TASK DESCRIPTION =>
Which lines contain the word "государственных"? Return each of them as written.

DATASET =>
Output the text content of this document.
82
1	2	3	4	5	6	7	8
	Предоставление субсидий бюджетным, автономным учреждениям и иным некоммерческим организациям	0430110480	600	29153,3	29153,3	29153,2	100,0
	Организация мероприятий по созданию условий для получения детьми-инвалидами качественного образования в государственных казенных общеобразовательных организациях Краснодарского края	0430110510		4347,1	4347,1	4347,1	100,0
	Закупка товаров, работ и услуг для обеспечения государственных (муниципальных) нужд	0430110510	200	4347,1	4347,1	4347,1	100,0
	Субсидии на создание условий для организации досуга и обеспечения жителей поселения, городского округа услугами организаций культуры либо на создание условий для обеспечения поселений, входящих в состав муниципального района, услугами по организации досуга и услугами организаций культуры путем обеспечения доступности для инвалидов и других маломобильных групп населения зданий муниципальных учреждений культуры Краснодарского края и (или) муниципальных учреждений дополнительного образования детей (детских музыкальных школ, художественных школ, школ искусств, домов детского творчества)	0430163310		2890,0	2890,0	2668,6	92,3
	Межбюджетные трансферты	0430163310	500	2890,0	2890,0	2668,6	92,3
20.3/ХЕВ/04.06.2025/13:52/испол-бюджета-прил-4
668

RESULT FOR THIS TASK =>
	Организация мероприятий по созданию условий для получения детьми-инвалидами качественного образования в государственных казенных общеобразовательных организациях Краснодарского края	0430110510		4347,1	4347,1	4347,1	100,0
	Закупка товаров, работ и услуг для обеспечения государственных (муниципальных) нужд	0430110510	200	4347,1	4347,1	4347,1	100,0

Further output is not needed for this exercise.